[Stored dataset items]

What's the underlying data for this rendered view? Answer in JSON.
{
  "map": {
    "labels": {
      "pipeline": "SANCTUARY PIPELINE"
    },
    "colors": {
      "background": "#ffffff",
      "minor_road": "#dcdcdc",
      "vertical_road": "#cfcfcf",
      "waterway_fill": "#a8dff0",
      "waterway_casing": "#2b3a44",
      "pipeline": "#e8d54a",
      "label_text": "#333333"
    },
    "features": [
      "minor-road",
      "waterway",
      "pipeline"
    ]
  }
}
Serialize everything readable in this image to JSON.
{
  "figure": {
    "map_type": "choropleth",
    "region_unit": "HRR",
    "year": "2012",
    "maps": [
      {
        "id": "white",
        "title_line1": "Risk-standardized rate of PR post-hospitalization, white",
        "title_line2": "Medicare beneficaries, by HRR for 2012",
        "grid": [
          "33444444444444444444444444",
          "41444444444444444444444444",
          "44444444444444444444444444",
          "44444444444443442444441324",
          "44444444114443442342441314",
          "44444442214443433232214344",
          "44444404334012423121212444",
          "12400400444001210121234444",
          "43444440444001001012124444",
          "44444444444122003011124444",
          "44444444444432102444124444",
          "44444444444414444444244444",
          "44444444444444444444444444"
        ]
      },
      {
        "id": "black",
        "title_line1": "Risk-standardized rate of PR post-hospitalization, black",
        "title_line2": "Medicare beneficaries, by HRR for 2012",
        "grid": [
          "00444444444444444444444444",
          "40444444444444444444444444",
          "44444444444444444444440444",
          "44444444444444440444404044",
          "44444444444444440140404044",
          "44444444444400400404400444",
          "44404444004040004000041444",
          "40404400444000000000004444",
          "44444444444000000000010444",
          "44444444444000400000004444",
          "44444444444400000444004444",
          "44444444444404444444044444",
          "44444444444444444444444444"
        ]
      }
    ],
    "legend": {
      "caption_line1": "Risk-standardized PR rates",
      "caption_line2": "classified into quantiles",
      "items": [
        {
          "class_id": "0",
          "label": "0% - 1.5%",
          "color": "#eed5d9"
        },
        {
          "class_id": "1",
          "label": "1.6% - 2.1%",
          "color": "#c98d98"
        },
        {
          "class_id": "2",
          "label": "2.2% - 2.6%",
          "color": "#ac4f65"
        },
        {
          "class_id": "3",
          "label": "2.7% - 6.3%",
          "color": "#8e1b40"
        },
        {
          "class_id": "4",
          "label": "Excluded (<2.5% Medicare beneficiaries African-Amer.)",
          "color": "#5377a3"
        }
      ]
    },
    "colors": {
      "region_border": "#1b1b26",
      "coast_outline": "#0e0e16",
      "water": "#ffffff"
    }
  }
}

▶ Exercise details
Output all of the data again, exactly.

▶ Solution to this exercise
What's the underlying data for this rendered view? Answer in JSON.
{
  "map": {
    "labels": {
      "pipeline": "SANCTUARY PIPELINE"
    },
    "colors": {
      "background": "#ffffff",
      "minor_road": "#dcdcdc",
      "vertical_road": "#cfcfcf",
      "waterway_fill": "#a8dff0",
      "waterway_casing": "#2b3a44",
      "pipeline": "#e8d54a",
      "label_text": "#333333"
    },
    "features": [
      "minor-road",
      "waterway",
      "pipeline"
    ]
  }
}
Serialize everything readable in this image to JSON.
{
  "figure": {
    "map_type": "choropleth",
    "region_unit": "HRR",
    "year": "2012",
    "maps": [
      {
        "id": "white",
        "title_line1": "Risk-standardized rate of PR post-hospitalization, white",
        "title_line2": "Medicare beneficaries, by HRR for 2012",
        "grid": [
          "33444444444444444444444444",
          "41444444444444444444444444",
          "44444444444444444444444444",
          "44444444444443442444441324",
          "44444444114443442342441314",
          "44444442214443433232214344",
          "44444404334012423121212444",
          "12400400444001210121234444",
          "43444440444001001012124444",
          "44444444444122003011124444",
          "44444444444432102444124444",
          "44444444444414444444244444",
          "44444444444444444444444444"
        ]
      },
      {
        "id": "black",
        "title_line1": "Risk-standardized rate of PR post-hospitalization, black",
        "title_line2": "Medicare beneficaries, by HRR for 2012",
        "grid": [
          "00444444444444444444444444",
          "40444444444444444444444444",
          "44444444444444444444440444",
          "44444444444444440444404044",
          "44444444444444440140404044",
          "44444444444400400404400444",
          "44404444004040004000041444",
          "40404400444000000000004444",
          "44444444444000000000010444",
          "44444444444000400000004444",
          "44444444444400000444004444",
          "44444444444404444444044444",
          "44444444444444444444444444"
        ]
      }
    ],
    "legend": {
      "caption_line1": "Risk-standardized PR rates",
      "caption_line2": "classified into quantiles",
      "items": [
        {
          "class_id": "0",
          "label": "0% - 1.5%",
          "color": "#eed5d9"
        },
        {
          "class_id": "1",
          "label": "1.6% - 2.1%",
          "color": "#c98d98"
        },
        {
          "class_id": "2",
          "label": "2.2% - 2.6%",
          "color": "#ac4f65"
        },
        {
          "class_id": "3",
          "label": "2.7% - 6.3%",
          "color": "#8e1b40"
        },
        {
          "class_id": "4",
          "label": "Excluded (<2.5% Medicare beneficiaries African-Amer.)",
          "color": "#5377a3"
        }
      ]
    },
    "colors": {
      "region_border": "#1b1b26",
      "coast_outline": "#0e0e16",
      "water": "#ffffff"
    }
  }
}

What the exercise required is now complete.